__The request__
Lay out the stretch of the records from the start through the line containing "paragraph-calendar-year: Государственный заказ" as a Markdown table with columns Row and Line, one numbered row per line and blank lines omitted.

Start of Supplied entries

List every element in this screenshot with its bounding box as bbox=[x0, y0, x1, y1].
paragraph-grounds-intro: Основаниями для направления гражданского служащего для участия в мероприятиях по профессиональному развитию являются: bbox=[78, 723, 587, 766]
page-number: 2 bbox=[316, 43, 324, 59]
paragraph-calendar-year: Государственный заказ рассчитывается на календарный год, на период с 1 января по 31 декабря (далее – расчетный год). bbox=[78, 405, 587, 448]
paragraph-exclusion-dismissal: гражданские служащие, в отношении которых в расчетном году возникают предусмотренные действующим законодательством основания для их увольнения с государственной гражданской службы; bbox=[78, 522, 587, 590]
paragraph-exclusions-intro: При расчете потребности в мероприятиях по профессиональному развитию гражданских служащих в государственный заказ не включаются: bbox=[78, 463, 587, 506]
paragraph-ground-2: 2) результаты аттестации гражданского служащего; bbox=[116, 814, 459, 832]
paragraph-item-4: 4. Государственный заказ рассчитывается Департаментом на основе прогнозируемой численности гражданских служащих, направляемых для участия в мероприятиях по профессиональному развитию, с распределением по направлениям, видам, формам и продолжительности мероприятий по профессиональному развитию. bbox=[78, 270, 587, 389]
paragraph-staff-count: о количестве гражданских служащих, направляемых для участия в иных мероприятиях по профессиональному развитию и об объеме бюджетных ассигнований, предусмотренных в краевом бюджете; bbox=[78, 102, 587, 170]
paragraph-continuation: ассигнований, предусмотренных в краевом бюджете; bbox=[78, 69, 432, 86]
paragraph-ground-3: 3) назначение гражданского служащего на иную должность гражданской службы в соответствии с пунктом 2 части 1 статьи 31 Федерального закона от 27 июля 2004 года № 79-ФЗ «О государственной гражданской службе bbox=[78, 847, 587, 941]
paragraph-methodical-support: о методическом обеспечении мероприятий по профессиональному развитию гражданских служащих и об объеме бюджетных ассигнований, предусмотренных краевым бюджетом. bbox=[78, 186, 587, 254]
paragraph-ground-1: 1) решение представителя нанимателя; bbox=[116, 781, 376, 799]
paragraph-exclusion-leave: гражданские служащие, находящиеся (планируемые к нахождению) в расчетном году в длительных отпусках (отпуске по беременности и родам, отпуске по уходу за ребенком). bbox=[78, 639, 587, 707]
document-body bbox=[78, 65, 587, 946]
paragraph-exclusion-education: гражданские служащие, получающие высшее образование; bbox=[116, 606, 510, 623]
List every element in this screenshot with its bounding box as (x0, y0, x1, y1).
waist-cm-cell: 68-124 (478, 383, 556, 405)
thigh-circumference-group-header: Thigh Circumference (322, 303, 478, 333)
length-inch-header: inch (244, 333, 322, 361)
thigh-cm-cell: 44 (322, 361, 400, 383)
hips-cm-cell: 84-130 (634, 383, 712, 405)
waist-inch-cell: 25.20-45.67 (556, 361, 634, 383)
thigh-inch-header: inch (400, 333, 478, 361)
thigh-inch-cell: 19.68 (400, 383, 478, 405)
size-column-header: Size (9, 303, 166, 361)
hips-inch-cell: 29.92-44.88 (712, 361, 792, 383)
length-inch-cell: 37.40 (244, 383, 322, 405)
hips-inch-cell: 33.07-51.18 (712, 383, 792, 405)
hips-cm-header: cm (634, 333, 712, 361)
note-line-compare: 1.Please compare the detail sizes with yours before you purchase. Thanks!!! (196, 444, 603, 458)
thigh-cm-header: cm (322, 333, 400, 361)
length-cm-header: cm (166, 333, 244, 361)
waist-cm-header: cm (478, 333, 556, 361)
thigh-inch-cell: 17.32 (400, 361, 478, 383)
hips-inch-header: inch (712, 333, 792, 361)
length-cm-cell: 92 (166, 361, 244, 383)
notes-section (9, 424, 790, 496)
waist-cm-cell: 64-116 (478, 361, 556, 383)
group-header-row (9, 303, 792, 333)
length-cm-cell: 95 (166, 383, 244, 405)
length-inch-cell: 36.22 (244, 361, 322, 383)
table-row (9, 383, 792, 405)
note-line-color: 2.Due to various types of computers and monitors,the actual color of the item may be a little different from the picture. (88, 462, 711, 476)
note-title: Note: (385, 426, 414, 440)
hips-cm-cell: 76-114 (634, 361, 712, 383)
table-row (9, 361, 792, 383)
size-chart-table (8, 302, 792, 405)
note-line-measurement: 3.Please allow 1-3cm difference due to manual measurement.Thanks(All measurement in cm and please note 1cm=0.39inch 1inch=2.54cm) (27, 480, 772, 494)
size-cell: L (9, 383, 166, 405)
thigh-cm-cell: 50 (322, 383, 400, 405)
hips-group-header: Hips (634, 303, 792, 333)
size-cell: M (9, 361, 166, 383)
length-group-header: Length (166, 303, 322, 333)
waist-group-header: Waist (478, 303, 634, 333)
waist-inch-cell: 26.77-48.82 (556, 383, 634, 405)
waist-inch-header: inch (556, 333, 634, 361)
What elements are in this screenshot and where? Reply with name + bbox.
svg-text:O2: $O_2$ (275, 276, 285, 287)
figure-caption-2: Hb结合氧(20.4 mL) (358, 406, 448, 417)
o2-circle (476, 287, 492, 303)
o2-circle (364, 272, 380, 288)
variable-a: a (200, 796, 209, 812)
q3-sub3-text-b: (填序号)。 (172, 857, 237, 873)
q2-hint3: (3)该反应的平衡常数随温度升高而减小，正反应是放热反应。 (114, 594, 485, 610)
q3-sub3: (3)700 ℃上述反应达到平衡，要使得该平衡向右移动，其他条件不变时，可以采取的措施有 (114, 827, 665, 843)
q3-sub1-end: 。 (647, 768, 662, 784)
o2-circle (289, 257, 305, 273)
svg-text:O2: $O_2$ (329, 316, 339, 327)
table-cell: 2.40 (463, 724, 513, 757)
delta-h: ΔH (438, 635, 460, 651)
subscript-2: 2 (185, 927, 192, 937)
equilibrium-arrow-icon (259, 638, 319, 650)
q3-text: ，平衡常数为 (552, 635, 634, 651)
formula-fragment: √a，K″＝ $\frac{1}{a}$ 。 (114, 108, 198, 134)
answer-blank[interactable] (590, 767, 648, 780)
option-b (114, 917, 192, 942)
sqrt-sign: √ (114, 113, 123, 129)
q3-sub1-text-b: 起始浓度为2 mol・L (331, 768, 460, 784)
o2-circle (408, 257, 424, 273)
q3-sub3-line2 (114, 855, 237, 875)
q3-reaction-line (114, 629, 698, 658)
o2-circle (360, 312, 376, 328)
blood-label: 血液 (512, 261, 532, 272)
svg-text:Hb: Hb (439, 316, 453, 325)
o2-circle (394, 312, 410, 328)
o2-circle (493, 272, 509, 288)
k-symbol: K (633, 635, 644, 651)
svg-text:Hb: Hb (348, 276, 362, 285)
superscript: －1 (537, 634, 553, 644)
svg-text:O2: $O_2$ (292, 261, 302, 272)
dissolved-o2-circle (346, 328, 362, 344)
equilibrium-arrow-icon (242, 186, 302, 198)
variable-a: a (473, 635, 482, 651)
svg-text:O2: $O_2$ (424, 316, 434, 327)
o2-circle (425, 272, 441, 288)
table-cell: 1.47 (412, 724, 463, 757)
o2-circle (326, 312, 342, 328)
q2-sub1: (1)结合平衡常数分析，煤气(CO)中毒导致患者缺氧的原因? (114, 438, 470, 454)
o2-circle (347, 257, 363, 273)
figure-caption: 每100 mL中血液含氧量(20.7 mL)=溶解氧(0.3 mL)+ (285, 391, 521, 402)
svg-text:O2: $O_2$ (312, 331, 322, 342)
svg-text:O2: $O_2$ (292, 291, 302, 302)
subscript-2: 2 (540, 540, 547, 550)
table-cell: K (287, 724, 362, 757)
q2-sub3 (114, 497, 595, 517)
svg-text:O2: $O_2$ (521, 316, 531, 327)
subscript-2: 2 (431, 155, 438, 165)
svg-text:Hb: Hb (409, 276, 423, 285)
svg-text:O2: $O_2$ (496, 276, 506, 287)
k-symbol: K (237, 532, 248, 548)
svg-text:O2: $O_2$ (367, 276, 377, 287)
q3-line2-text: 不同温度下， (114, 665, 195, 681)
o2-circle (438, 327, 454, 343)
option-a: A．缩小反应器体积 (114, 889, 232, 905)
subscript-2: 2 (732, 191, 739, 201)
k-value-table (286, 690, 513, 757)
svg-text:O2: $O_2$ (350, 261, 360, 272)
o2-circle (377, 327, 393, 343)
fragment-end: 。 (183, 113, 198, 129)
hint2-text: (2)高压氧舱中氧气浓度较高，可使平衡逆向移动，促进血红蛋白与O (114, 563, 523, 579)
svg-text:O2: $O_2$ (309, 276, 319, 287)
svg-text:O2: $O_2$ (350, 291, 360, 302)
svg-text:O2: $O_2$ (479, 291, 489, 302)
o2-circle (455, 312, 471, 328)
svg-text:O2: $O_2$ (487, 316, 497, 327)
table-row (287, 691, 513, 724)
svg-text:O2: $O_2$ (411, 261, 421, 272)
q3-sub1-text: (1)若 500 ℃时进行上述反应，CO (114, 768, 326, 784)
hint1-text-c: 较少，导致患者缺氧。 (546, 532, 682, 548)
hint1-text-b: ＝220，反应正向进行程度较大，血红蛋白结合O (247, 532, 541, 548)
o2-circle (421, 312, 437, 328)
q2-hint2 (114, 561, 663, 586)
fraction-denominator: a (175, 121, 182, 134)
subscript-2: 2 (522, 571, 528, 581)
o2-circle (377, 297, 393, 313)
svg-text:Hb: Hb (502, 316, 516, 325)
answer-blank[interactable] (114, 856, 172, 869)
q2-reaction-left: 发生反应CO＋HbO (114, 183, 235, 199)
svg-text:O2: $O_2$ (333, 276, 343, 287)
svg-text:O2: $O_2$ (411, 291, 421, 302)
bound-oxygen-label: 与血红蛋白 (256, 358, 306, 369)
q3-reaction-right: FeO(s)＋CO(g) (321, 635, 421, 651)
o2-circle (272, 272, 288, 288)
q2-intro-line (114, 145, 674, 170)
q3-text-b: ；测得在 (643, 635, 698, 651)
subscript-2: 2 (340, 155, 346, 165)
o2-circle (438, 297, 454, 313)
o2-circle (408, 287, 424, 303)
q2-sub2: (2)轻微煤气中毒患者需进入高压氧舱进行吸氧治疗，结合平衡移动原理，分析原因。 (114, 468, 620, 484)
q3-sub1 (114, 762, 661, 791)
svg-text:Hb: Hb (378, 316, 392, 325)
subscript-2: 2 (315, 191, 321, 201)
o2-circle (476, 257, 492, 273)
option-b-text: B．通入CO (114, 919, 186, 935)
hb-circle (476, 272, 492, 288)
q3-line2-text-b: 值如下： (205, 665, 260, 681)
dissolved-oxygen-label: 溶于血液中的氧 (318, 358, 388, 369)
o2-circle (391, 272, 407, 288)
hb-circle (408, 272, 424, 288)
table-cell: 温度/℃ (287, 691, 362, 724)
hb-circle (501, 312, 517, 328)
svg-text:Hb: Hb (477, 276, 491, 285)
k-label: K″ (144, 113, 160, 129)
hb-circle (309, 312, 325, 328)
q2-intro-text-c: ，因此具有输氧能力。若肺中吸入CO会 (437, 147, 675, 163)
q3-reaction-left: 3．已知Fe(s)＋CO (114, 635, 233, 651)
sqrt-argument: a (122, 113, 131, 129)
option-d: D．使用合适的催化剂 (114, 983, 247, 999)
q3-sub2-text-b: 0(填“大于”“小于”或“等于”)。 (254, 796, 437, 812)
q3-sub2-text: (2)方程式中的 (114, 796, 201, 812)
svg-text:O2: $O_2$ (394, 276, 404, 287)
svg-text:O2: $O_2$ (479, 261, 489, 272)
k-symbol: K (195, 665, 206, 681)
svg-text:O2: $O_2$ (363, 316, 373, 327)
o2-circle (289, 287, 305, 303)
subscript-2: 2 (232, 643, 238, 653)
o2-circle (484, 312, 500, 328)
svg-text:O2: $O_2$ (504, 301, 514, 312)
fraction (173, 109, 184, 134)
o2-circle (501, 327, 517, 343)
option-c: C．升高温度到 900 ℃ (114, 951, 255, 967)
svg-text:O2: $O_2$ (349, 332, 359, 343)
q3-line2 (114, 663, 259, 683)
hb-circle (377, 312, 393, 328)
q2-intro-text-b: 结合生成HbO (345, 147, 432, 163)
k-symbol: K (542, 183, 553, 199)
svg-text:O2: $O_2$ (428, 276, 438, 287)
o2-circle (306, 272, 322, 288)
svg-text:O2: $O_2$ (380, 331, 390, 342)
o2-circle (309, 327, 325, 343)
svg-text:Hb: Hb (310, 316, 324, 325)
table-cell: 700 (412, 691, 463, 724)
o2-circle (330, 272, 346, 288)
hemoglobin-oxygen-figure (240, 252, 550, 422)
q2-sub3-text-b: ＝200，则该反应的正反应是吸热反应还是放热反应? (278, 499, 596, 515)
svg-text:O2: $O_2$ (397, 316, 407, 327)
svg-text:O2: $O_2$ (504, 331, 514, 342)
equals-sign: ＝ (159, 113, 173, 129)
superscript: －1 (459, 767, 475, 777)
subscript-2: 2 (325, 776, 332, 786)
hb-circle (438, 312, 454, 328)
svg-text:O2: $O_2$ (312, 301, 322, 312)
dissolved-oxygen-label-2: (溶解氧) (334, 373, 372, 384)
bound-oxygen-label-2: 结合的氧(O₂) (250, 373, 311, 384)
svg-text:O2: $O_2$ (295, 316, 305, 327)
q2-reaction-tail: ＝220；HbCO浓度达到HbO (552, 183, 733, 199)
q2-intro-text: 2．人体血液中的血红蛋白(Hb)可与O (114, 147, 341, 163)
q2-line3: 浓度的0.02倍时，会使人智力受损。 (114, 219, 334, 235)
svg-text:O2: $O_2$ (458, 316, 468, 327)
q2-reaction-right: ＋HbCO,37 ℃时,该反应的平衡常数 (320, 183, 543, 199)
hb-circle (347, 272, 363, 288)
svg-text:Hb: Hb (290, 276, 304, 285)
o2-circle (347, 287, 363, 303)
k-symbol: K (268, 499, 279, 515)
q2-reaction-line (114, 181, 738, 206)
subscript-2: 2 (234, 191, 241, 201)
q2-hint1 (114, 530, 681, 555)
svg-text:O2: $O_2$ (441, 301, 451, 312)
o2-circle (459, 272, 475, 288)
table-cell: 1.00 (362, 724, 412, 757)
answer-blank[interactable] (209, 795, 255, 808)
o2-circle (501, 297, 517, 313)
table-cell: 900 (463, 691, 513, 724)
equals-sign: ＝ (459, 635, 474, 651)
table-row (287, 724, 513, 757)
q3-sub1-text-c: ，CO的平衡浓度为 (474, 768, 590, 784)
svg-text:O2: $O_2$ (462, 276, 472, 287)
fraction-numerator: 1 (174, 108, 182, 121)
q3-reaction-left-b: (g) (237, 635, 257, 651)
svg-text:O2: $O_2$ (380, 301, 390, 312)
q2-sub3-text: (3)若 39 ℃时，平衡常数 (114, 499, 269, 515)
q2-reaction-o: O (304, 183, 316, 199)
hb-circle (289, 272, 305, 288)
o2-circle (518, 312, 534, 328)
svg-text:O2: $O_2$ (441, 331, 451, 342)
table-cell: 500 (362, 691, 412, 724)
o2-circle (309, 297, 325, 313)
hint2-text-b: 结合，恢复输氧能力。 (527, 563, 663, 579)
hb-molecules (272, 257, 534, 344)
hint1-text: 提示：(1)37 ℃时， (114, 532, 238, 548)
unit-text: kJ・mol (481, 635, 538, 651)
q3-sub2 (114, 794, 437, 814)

End of Supplied entries

__Result of this exercise__
| Row | Line |
|---|---|
| 1 | List every element in this screenshot with its bounding box as bbox=[x0, y0, x1, y1]. |
| 2 | paragraph-grounds-intro: Основаниями для направления гражданского служащего для участия в мероприятиях по профессиональному развитию являются: bbox=[78, 723, 587, 766] |
| 3 | page-number: 2 bbox=[316, 43, 324, 59] |
| 4 | paragraph-calendar-year: Государственный заказ рассчитывается на календарный год, на период с 1 января по 31 декабря (далее – расчетный год). bbox=[78, 405, 587, 448] |